═══ Extracted information
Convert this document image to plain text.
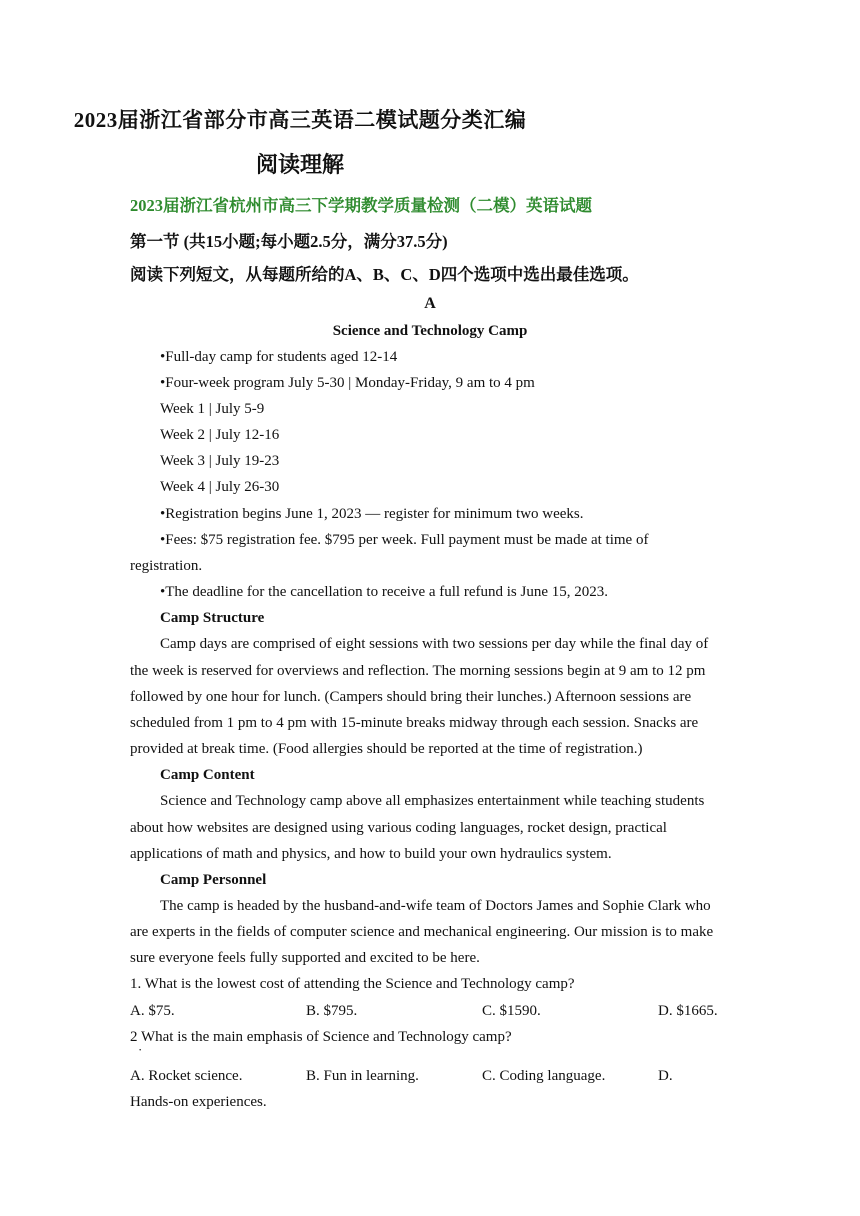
2023届浙江省部分市高三英语二模试题分类汇编
阅读理解
2023届浙江省杭州市高三下学期教学质量检测（二模）英语试题
第一节 (共15小题;每小题2.5分，满分37.5分)
阅读下列短文，从每题所给的A、B、C、D四个选项中选出最佳选项。
A
Science and Technology Camp
•Full-day camp for students aged 12-14
•Four-week program July 5-30 | Monday-Friday, 9 am to 4 pm
Week 1 | July 5-9
Week 2 | July 12-16
Week 3 | July 19-23
Week 4 | July 26-30
•Registration begins June 1, 2023 — register for minimum two weeks.
•Fees: $75 registration fee. $795 per week. Full payment must be made at time of
registration.
•The deadline for the cancellation to receive a full refund is June 15, 2023.
Camp Structure
Camp days are comprised of eight sessions with two sessions per day while the final day of
the week is reserved for overviews and reflection. The morning sessions begin at 9 am to 12 pm
followed by one hour for lunch. (Campers should bring their lunches.) Afternoon sessions are
scheduled from 1 pm to 4 pm with 15-minute breaks midway through each session. Snacks are
provided at break time. (Food allergies should be reported at the time of registration.)
Camp Content
Science and Technology camp above all emphasizes entertainment while teaching students
about how websites are designed using various coding languages, rocket design, practical
applications of math and physics, and how to build your own hydraulics system.
Camp Personnel
The camp is headed by the husband-and-wife team of Doctors James and Sophie Clark who
are experts in the fields of computer science and mechanical engineering. Our mission is to make
sure everyone feels fully supported and excited to be here.
1. What is the lowest cost of attending the Science and Technology camp?
A. $75.	B. $795.	C. $1590.	D. $1665.
2 What is the main emphasis of Science and Technology camp?
·
A. Rocket science.	B. Fun in learning.	C. Coding language.	D.
Hands-on experiences.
══════
**What you need to do**
Without including the pictures, reproduce all entries exactly.

**Answer to the problem**
Convert this document image to plain text.
2023届浙江省部分市高三英语二模试题分类汇编
阅读理解
2023届浙江省杭州市高三下学期教学质量检测（二模）英语试题
第一节 (共15小题;每小题2.5分，满分37.5分)
阅读下列短文，从每题所给的A、B、C、D四个选项中选出最佳选项。
A
Science and Technology Camp
•Full-day camp for students aged 12-14
•Four-week program July 5-30 | Monday-Friday, 9 am to 4 pm
Week 1 | July 5-9
Week 2 | July 12-16
Week 3 | July 19-23
Week 4 | July 26-30
•Registration begins June 1, 2023 — register for minimum two weeks.
•Fees: $75 registration fee. $795 per week. Full payment must be made at time of
registration.
•The deadline for the cancellation to receive a full refund is June 15, 2023.
Camp Structure
Camp days are comprised of eight sessions with two sessions per day while the final day of
the week is reserved for overviews and reflection. The morning sessions begin at 9 am to 12 pm
followed by one hour for lunch. (Campers should bring their lunches.) Afternoon sessions are
scheduled from 1 pm to 4 pm with 15-minute breaks midway through each session. Snacks are
provided at break time. (Food allergies should be reported at the time of registration.)
Camp Content
Science and Technology camp above all emphasizes entertainment while teaching students
about how websites are designed using various coding languages, rocket design, practical
applications of math and physics, and how to build your own hydraulics system.
Camp Personnel
The camp is headed by the husband-and-wife team of Doctors James and Sophie Clark who
are experts in the fields of computer science and mechanical engineering. Our mission is to make
sure everyone feels fully supported and excited to be here.
1. What is the lowest cost of attending the Science and Technology camp?
A. $75.	B. $795.	C. $1590.	D. $1665.
2 What is the main emphasis of Science and Technology camp?
·
A. Rocket science.	B. Fun in learning.	C. Coding language.	D.
Hands-on experiences.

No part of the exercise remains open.